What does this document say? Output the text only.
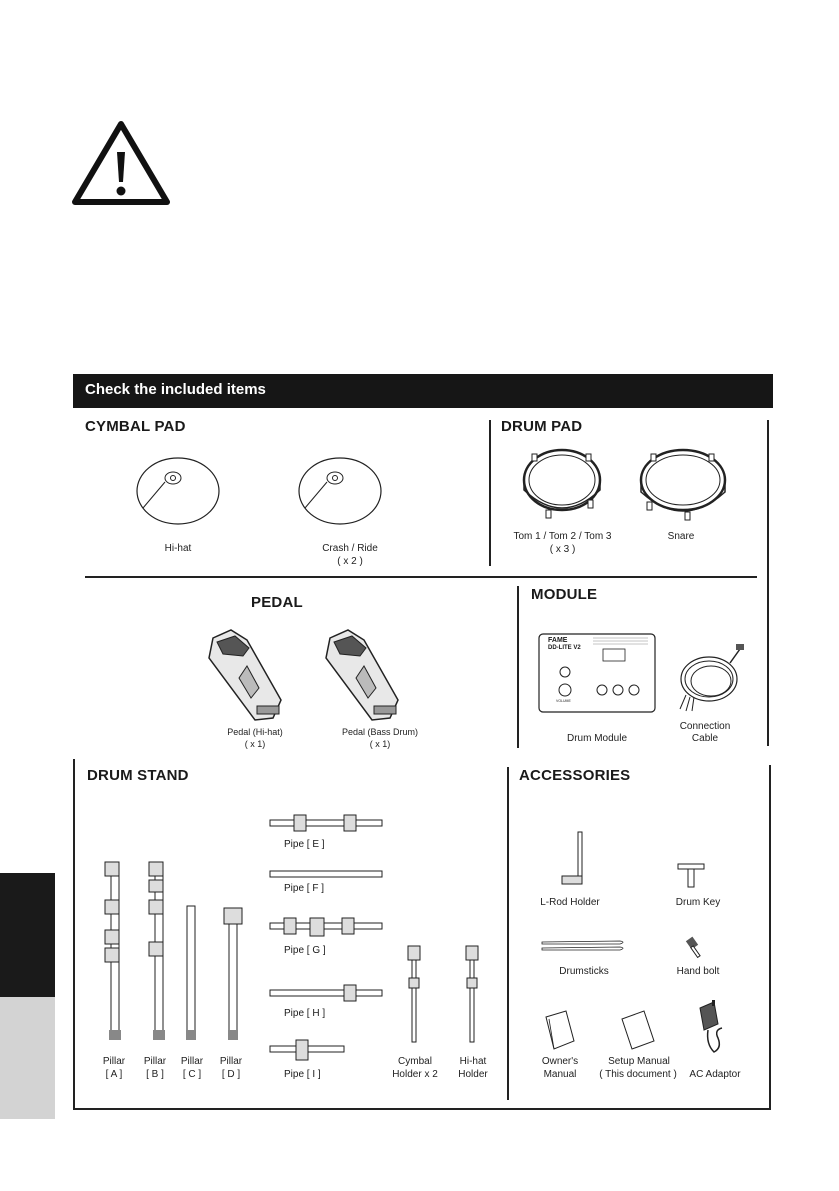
Check the included items
CYMBAL PAD	DRUM PAD
PEDAL	MODULE
DRUM STAND	ACCESSORIES
Hi-hat	Crash / Ride
( x 2 )
Tom 1 / Tom 2 / Tom 3
( x 3 )
Snare
Pedal (Hi-hat)
( x 1)
Pedal (Bass Drum)
( x 1)
FAME
DD-LITE V2
VOLUME
Drum Module
Connection
Cable
Pillar
[ A ]
Pillar
[ B ]
Pillar
[ C ]
Pillar
[ D ]
Pipe [ E ]
Pipe [ F ]
Pipe [ G ]
Pipe [ H ]
Pipe [ I ]
Cymbal
Holder x 2
Hi-hat
Holder
L-Rod Holder	Drum Key
Drumsticks	Hand bolt
Owner's
Manual
Setup Manual
( This document )	AC Adaptor
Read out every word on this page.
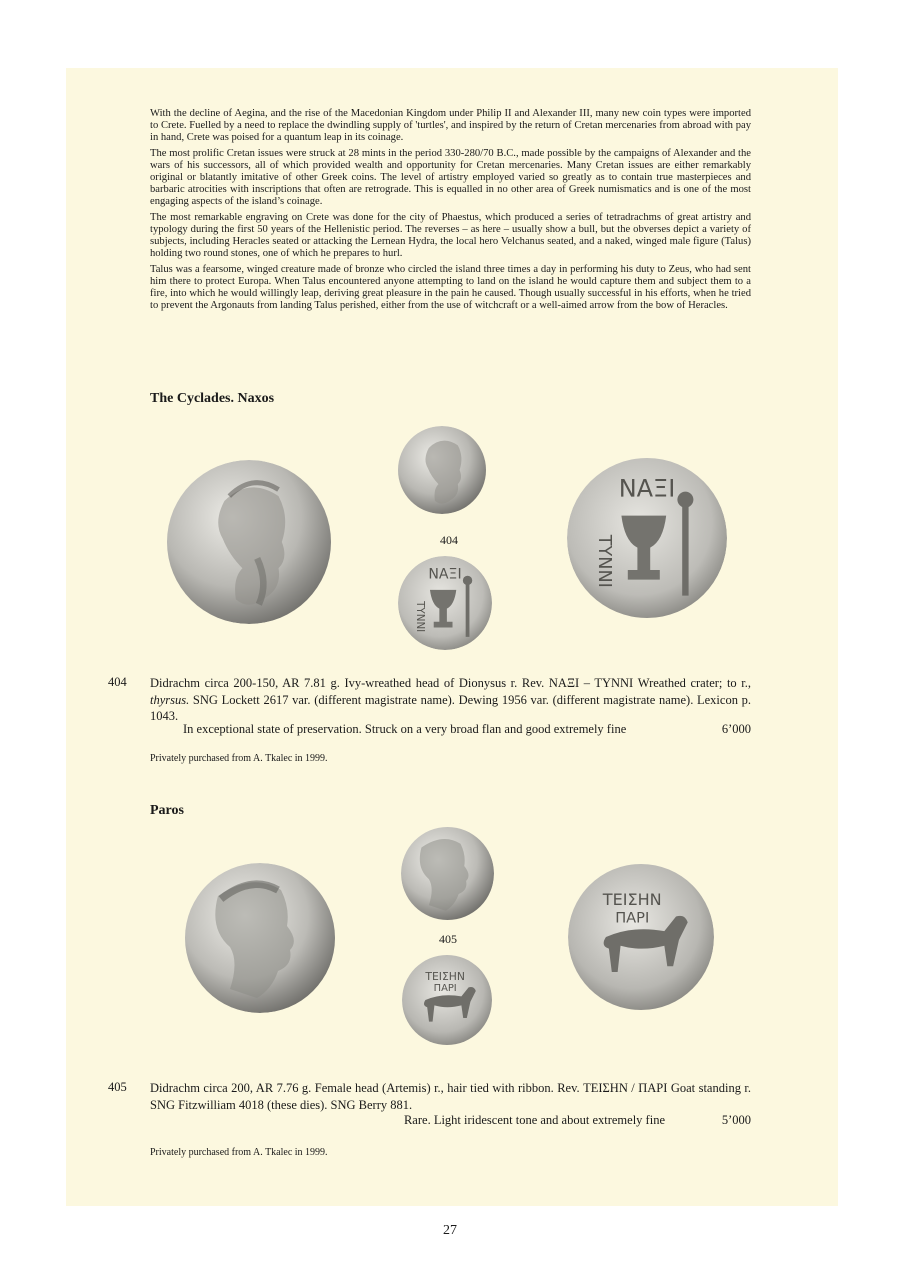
With the decline of Aegina, and the rise of the Macedonian Kingdom under Philip II and Alexander III, many new coin types were imported to Crete. Fuelled by a need to replace the dwindling supply of 'turtles', and inspired by the return of Cretan mercenaries from abroad with pay in hand, Crete was poised for a quantum leap in its coinage.

The most prolific Cretan issues were struck at 28 mints in the period 330-280/70 B.C., made possible by the campaigns of Alexander and the wars of his successors, all of which provided wealth and opportunity for Cretan mercenaries. Many Cretan issues are either remarkably original or blatantly imitative of other Greek coins. The level of artistry employed varied so greatly as to contain true masterpieces and barbaric atrocities with inscriptions that often are retrograde. This is equalled in no other area of Greek numismatics and is one of the most engaging aspects of the island’s coinage.

The most remarkable engraving on Crete was done for the city of Phaestus, which produced a series of tetradrachms of great artistry and typology during the first 50 years of the Hellenistic period. The reverses – as here – usually show a bull, but the obverses depict a variety of subjects, including Heracles seated or attacking the Lernean Hydra, the local hero Velchanus seated, and a naked, winged male figure (Talus) holding two round stones, one of which he prepares to hurl.

Talus was a fearsome, winged creature made of bronze who circled the island three times a day in performing his duty to Zeus, who had sent him there to protect Europa. When Talus encountered anyone attempting to land on the island he would capture them and subject them to a fire, into which he would willingly leap, deriving great pleasure in the pain he caused. Though usually successful in his efforts, when he tried to prevent the Argonauts from landing Talus perished, either from the use of witchcraft or a well-aimed arrow from the bow of Heracles.

The Cyclades. Naxos
404
ΝΑΞΙ
ΤΥΝΝΙ
ΝΑΞΙ
ΤΥΝΝΙ
404 Didrachm circa 200-150, AR 7.81 g. Ivy-wreathed head of Dionysus r. Rev. ΝΑΞΙ – ΤΥΝΝΙ Wreathed crater; to r., thyrsus. SNG Lockett 2617 var. (different magistrate name). Dewing 1956 var. (different magistrate name). Lexicon p. 1043.
In exceptional state of preservation. Struck on a very broad flan and good extremely fine	6’000
Privately purchased from A. Tkalec in 1999.
Paros
405
ΤΕΙΣΗΝ
ΠΑΡΙ
ΤΕΙΣΗΝ
ΠΑΡΙ
405 Didrachm circa 200, AR 7.76 g. Female head (Artemis) r., hair tied with ribbon. Rev. ΤΕΙΣΗΝ / ΠΑΡΙ Goat standing r. SNG Fitzwilliam 4018 (these dies). SNG Berry 881.
Rare. Light iridescent tone and about extremely fine	5’000
Privately purchased from A. Tkalec in 1999.
27
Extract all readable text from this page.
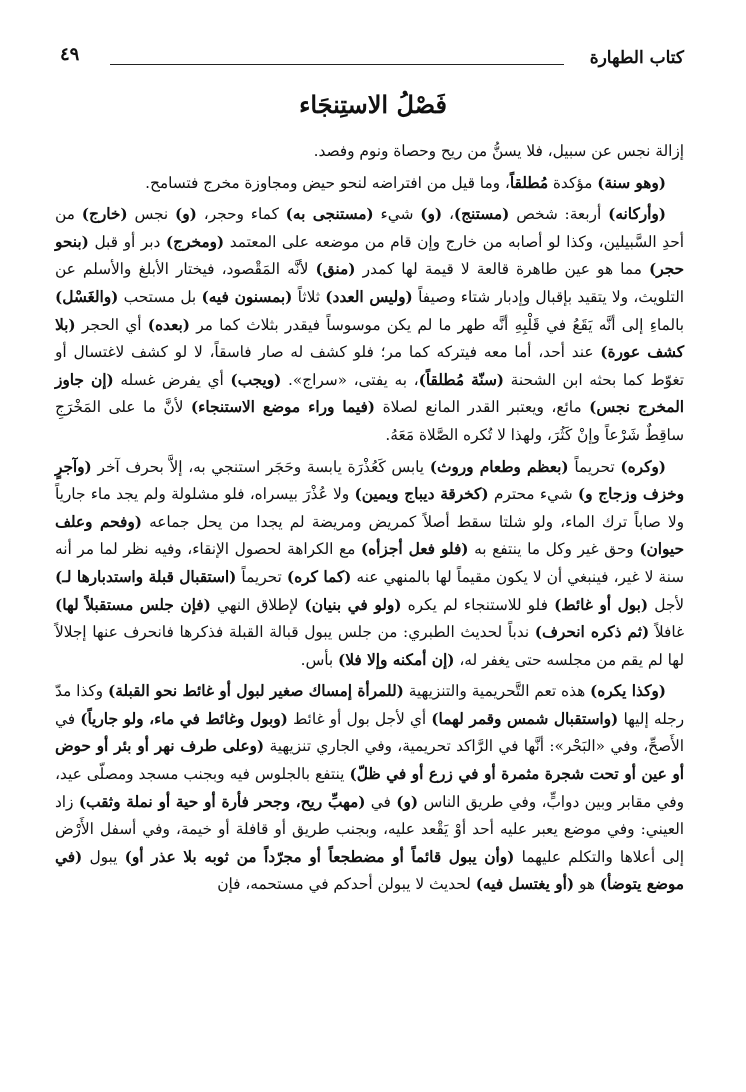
كتاب الطهارة
٤٩
فَصْلُ الاستِنجَاء

إزالة نجس عن سبيل، فلا يسنُّ من ريح وحصاة ونوم وفصد.

(وهو سنة) مؤكدة مُطلقاً، وما قيل من افتراضه لنحو حيض ومجاوزة مخرج فتسامح.

(وأركانه) أربعة: شخص (مستنج)، (و) شيء (مستنجى به) كماء وحجر، (و) نجس (خارج) من أحدِ السَّبيلين، وكذا لو أصابه من خارج وإن قام من موضعه على المعتمد (ومخرج) دبر أو قبل (بنحو حجر) مما هو عين طاهرة قالعة لا قيمة لها كمدر (منق) لأنَّه المَقْصود، فيختار الأبلغ والأسلم عن التلويث، ولا يتقيد بإقبال وإدبار شتاء وصيفاً (وليس العدد) ثلاثاً (بمسنون فيه) بل مستحب (والغَسْل) بالماءِ إلى أنَّه يَقَعُ في قَلْبِهِ أنَّه طهر ما لم يكن موسوساً فيقدر بثلاث كما مر (بعده) أي الحجر (بلا كشف عورة) عند أحد، أما معه فيتركه كما مر؛ فلو كشف له صار فاسقاً، لا لو كشف لاغتسال أو تغوّط كما بحثه ابن الشحنة (سنّة مُطلقاً)، به يفتى، «سراج». (ويجب) أي يفرض غسله (إن جاوز المخرج نجس) مائع، ويعتبر القدر المانع لصلاة (فيما وراء موضع الاستنجاء) لأنَّ ما على المَخْرَجِ ساقِطٌ شَرْعاً وإنْ كَثُرَ، ولهذا لا تُكره الصَّلاة مَعَهُ.

(وكره) تحريماً (بعظم وطعام وروث) يابس كَعُذْرَة يابسة وحَجَر استنجي به، إلاَّ بحرف آخر (وآجرٍ وخزف وزجاج و) شيء محترم (كخرقة ديباج ويمين) ولا عُذْرَ بيسراه، فلو مشلولة ولم يجد ماء جارياً ولا صاباً ترك الماء، ولو شلتا سقط أصلاً كمريض ومريضة لم يجدا من يحل جماعه (وفحم وعلف حيوان) وحق غير وكل ما ينتفع به (فلو فعل أجزأه) مع الكراهة لحصول الإنقاء، وفيه نظر لما مر أنه سنة لا غير، فينبغي أن لا يكون مقيماً لها بالمنهي عنه (كما كره) تحريماً (استقبال قبلة واستدبارها لـ) لأجل (بول أو غائط) فلو للاستنجاء لم يكره (ولو في بنيان) لإطلاق النهي (فإن جلس مستقبلاً لها) غافلاً (ثم ذكره انحرف) ندباً لحديث الطبري: من جلس يبول قبالة القبلة فذكرها فانحرف عنها إجلالاً لها لم يقم من مجلسه حتى يغفر له، (إن أمكنه وإلا فلا) بأس.

(وكذا يكره) هذه تعم التَّحريمية والتنزيهية (للمرأة إمساك صغير لبول أو غائط نحو القبلة) وكذا مدّ رجله إليها (واستقبال شمس وقمر لهما) أي لأجل بول أو غائط (وبول وغائط في ماء، ولو جارياً) في الأَصحِّ، وفي «البَحْر»: أنَّها في الرَّاكد تحريمية، وفي الجاري تنزيهية (وعلى طرف نهر أو بئر أو حوض أو عين أو تحت شجرة مثمرة أو في زرع أو في ظلّ) ينتفع بالجلوس فيه وبجنب مسجد ومصلّى عيد، وفي مقابر وبين دوابٍّ، وفي طريق الناس (و) في (مهبِّ ريح، وجحر فأرة أو حية أو نملة وثقب) زاد العيني: وفي موضع يعبر عليه أحد أوْ يَقْعد عليه، وبجنب طريق أو قافلة أو خيمة، وفي أسفل الأَرْض إلى أعلاها والتكلم عليهما (وأن يبول قائماً أو مضطجعاً أو مجرّداً من ثوبه بلا عذر أو) يبول (في موضع يتوضأ) هو (أو يغتسل فيه) لحديث لا يبولن أحدكم في مستحمه، فإن
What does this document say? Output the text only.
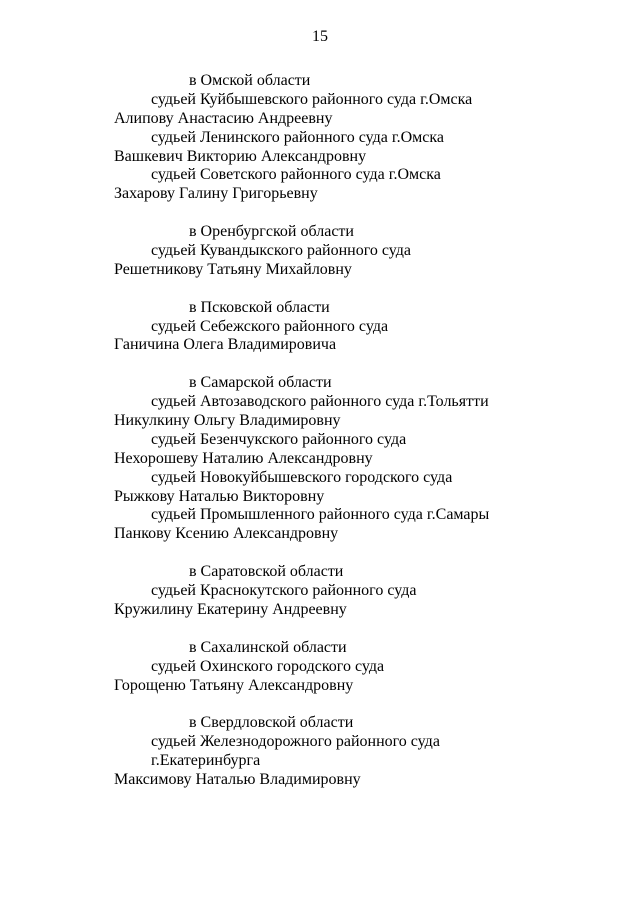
15
в Омской области
судьей Куйбышевского районного суда г.Омска
Алипову Анастасию Андреевну
судьей Ленинского районного суда г.Омска
Вашкевич Викторию Александровну
судьей Советского районного суда г.Омска
Захарову Галину Григорьевну
в Оренбургской области
судьей Кувандыкского районного суда
Решетникову Татьяну Михайловну
в Псковской области
судьей Себежского районного суда
Ганичина Олега Владимировича
в Самарской области
судьей Автозаводского районного суда г.Тольятти
Никулкину Ольгу Владимировну
судьей Безенчукского районного суда
Нехорошеву Наталию Александровну
судьей Новокуйбышевского городского суда
Рыжкову Наталью Викторовну
судьей Промышленного районного суда г.Самары
Панкову Ксению Александровну
в Саратовской области
судьей Краснокутского районного суда
Кружилину Екатерину Андреевну
в Сахалинской области
судьей Охинского городского суда
Горощеню Татьяну Александровну
в Свердловской области
судьей Железнодорожного районного суда
г.Екатеринбурга
Максимову Наталью Владимировну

# WRITTEN TASK
State the count of lines in the data holding the word "Омска", adding nothing to it.

# COMPLETED TASK
3